PROBLEM REQUIREMENTS :: Extract every line of the material below and reproduce it faithfully.

* Begin *

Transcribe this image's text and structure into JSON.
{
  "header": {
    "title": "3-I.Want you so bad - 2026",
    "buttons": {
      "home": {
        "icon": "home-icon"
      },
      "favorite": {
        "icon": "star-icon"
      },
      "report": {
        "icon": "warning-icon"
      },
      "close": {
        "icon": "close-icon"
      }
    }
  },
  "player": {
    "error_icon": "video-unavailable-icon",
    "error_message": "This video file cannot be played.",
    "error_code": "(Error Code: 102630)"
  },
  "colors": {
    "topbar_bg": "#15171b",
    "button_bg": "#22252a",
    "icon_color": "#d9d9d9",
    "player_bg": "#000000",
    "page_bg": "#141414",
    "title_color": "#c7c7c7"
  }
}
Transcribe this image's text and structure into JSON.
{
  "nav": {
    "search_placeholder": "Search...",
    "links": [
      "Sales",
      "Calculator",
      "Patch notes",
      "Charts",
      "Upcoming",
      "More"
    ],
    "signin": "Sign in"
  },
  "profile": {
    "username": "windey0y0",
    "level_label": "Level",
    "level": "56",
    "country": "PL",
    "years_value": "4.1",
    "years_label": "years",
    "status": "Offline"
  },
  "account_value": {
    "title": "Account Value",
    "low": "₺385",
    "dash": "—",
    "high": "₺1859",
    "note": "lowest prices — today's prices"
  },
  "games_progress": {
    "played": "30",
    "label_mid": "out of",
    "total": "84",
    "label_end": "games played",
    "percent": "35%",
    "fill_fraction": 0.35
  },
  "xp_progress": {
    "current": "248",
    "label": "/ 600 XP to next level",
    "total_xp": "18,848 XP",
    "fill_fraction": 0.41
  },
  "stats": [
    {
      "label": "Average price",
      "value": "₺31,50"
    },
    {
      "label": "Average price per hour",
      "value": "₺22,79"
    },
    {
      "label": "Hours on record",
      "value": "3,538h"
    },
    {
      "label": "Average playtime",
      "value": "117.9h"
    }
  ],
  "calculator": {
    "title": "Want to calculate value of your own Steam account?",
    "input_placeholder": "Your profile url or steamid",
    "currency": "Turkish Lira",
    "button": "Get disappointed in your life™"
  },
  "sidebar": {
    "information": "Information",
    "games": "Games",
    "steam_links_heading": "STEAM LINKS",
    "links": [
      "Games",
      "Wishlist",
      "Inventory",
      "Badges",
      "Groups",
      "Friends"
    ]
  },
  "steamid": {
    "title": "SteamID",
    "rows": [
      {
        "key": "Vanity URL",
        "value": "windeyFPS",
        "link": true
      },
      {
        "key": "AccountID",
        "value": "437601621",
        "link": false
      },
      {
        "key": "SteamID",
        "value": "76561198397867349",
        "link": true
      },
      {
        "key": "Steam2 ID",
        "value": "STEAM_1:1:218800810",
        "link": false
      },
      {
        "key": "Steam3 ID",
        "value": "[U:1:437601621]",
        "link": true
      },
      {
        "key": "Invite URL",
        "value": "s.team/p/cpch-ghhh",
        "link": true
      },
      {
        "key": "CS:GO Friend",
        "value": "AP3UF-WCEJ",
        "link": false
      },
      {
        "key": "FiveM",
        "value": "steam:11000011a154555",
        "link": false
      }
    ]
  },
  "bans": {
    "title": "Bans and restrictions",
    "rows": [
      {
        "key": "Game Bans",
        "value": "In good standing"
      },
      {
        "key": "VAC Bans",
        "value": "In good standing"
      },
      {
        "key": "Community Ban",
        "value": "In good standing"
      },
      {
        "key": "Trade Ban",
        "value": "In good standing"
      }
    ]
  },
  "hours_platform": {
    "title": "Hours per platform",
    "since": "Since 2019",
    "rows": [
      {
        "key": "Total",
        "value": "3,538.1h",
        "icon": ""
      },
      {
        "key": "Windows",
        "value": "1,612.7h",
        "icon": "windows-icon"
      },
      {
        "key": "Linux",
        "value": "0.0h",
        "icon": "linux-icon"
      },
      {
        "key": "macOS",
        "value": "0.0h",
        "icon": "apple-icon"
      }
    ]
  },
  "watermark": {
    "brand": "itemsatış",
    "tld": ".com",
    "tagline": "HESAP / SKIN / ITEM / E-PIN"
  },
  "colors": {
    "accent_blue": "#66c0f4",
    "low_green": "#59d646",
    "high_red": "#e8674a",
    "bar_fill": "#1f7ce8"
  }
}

* End *

CORRECT RESPONSE ::
Transcribe this image's text and structure into JSON.
{
  "header": {
    "title": "3-I.Want you so bad - 2026",
    "buttons": {
      "home": {
        "icon": "home-icon"
      },
      "favorite": {
        "icon": "star-icon"
      },
      "report": {
        "icon": "warning-icon"
      },
      "close": {
        "icon": "close-icon"
      }
    }
  },
  "player": {
    "error_icon": "video-unavailable-icon",
    "error_message": "This video file cannot be played.",
    "error_code": "(Error Code: 102630)"
  },
  "colors": {
    "topbar_bg": "#15171b",
    "button_bg": "#22252a",
    "icon_color": "#d9d9d9",
    "player_bg": "#000000",
    "page_bg": "#141414",
    "title_color": "#c7c7c7"
  }
}
Transcribe this image's text and structure into JSON.
{
  "nav": {
    "search_placeholder": "Search...",
    "links": [
      "Sales",
      "Calculator",
      "Patch notes",
      "Charts",
      "Upcoming",
      "More"
    ],
    "signin": "Sign in"
  },
  "profile": {
    "username": "windey0y0",
    "level_label": "Level",
    "level": "56",
    "country": "PL",
    "years_value": "4.1",
    "years_label": "years",
    "status": "Offline"
  },
  "account_value": {
    "title": "Account Value",
    "low": "₺385",
    "dash": "—",
    "high": "₺1859",
    "note": "lowest prices — today's prices"
  },
  "games_progress": {
    "played": "30",
    "label_mid": "out of",
    "total": "84",
    "label_end": "games played",
    "percent": "35%",
    "fill_fraction": 0.35
  },
  "xp_progress": {
    "current": "248",
    "label": "/ 600 XP to next level",
    "total_xp": "18,848 XP",
    "fill_fraction": 0.41
  },
  "stats": [
    {
      "label": "Average price",
      "value": "₺31,50"
    },
    {
      "label": "Average price per hour",
      "value": "₺22,79"
    },
    {
      "label": "Hours on record",
      "value": "3,538h"
    },
    {
      "label": "Average playtime",
      "value": "117.9h"
    }
  ],
  "calculator": {
    "title": "Want to calculate value of your own Steam account?",
    "input_placeholder": "Your profile url or steamid",
    "currency": "Turkish Lira",
    "button": "Get disappointed in your life™"
  },
  "sidebar": {
    "information": "Information",
    "games": "Games",
    "steam_links_heading": "STEAM LINKS",
    "links": [
      "Games",
      "Wishlist",
      "Inventory",
      "Badges",
      "Groups",
      "Friends"
    ]
  },
  "steamid": {
    "title": "SteamID",
    "rows": [
      {
        "key": "Vanity URL",
        "value": "windeyFPS",
        "link": true
      },
      {
        "key": "AccountID",
        "value": "437601621",
        "link": false
      },
      {
        "key": "SteamID",
        "value": "76561198397867349",
        "link": true
      },
      {
        "key": "Steam2 ID",
        "value": "STEAM_1:1:218800810",
        "link": false
      },
      {
        "key": "Steam3 ID",
        "value": "[U:1:437601621]",
        "link": true
      },
      {
        "key": "Invite URL",
        "value": "s.team/p/cpch-ghhh",
        "link": true
      },
      {
        "key": "CS:GO Friend",
        "value": "AP3UF-WCEJ",
        "link": false
      },
      {
        "key": "FiveM",
        "value": "steam:11000011a154555",
        "link": false
      }
    ]
  },
  "bans": {
    "title": "Bans and restrictions",
    "rows": [
      {
        "key": "Game Bans",
        "value": "In good standing"
      },
      {
        "key": "VAC Bans",
        "value": "In good standing"
      },
      {
        "key": "Community Ban",
        "value": "In good standing"
      },
      {
        "key": "Trade Ban",
        "value": "In good standing"
      }
    ]
  },
  "hours_platform": {
    "title": "Hours per platform",
    "since": "Since 2019",
    "rows": [
      {
        "key": "Total",
        "value": "3,538.1h",
        "icon": ""
      },
      {
        "key": "Windows",
        "value": "1,612.7h",
        "icon": "windows-icon"
      },
      {
        "key": "Linux",
        "value": "0.0h",
        "icon": "linux-icon"
      },
      {
        "key": "macOS",
        "value": "0.0h",
        "icon": "apple-icon"
      }
    ]
  },
  "watermark": {
    "brand": "itemsatış",
    "tld": ".com",
    "tagline": "HESAP / SKIN / ITEM / E-PIN"
  },
  "colors": {
    "accent_blue": "#66c0f4",
    "low_green": "#59d646",
    "high_red": "#e8674a",
    "bar_fill": "#1f7ce8"
  }
}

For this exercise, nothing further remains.